Reproduce the listing that follows with no differences at all.

### Supplied data
↓↓↓

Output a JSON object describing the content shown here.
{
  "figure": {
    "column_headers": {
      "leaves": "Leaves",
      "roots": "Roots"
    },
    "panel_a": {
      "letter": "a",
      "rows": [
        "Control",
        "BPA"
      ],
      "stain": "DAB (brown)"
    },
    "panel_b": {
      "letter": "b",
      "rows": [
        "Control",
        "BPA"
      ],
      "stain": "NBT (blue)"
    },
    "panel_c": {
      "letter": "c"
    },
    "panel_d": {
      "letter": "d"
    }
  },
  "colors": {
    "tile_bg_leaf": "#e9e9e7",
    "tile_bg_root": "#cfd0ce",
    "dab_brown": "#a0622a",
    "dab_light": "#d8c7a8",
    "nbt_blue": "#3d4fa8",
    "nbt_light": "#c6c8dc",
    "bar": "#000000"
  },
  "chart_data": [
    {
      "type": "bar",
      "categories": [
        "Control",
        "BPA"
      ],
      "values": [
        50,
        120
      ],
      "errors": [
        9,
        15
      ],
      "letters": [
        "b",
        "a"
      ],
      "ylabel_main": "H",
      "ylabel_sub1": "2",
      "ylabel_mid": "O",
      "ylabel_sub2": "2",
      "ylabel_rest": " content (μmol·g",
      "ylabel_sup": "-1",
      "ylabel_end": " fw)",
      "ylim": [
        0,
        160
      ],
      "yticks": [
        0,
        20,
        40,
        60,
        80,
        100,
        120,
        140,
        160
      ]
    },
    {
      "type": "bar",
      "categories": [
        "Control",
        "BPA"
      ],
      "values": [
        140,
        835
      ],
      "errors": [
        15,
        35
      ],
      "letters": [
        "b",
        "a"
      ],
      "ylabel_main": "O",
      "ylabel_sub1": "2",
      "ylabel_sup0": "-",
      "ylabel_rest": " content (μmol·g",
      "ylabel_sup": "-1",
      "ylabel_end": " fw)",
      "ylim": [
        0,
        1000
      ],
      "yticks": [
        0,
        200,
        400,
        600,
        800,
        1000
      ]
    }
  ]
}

↑↑↑

### Finished exercise
Output a JSON object describing the content shown here.
{
  "figure": {
    "column_headers": {
      "leaves": "Leaves",
      "roots": "Roots"
    },
    "panel_a": {
      "letter": "a",
      "rows": [
        "Control",
        "BPA"
      ],
      "stain": "DAB (brown)"
    },
    "panel_b": {
      "letter": "b",
      "rows": [
        "Control",
        "BPA"
      ],
      "stain": "NBT (blue)"
    },
    "panel_c": {
      "letter": "c"
    },
    "panel_d": {
      "letter": "d"
    }
  },
  "colors": {
    "tile_bg_leaf": "#e9e9e7",
    "tile_bg_root": "#cfd0ce",
    "dab_brown": "#a0622a",
    "dab_light": "#d8c7a8",
    "nbt_blue": "#3d4fa8",
    "nbt_light": "#c6c8dc",
    "bar": "#000000"
  },
  "chart_data": [
    {
      "type": "bar",
      "categories": [
        "Control",
        "BPA"
      ],
      "values": [
        50,
        120
      ],
      "errors": [
        9,
        15
      ],
      "letters": [
        "b",
        "a"
      ],
      "ylabel_main": "H",
      "ylabel_sub1": "2",
      "ylabel_mid": "O",
      "ylabel_sub2": "2",
      "ylabel_rest": " content (μmol·g",
      "ylabel_sup": "-1",
      "ylabel_end": " fw)",
      "ylim": [
        0,
        160
      ],
      "yticks": [
        0,
        20,
        40,
        60,
        80,
        100,
        120,
        140,
        160
      ]
    },
    {
      "type": "bar",
      "categories": [
        "Control",
        "BPA"
      ],
      "values": [
        140,
        835
      ],
      "errors": [
        15,
        35
      ],
      "letters": [
        "b",
        "a"
      ],
      "ylabel_main": "O",
      "ylabel_sub1": "2",
      "ylabel_sup0": "-",
      "ylabel_rest": " content (μmol·g",
      "ylabel_sup": "-1",
      "ylabel_end": " fw)",
      "ylim": [
        0,
        1000
      ],
      "yticks": [
        0,
        200,
        400,
        600,
        800,
        1000
      ]
    }
  ]
}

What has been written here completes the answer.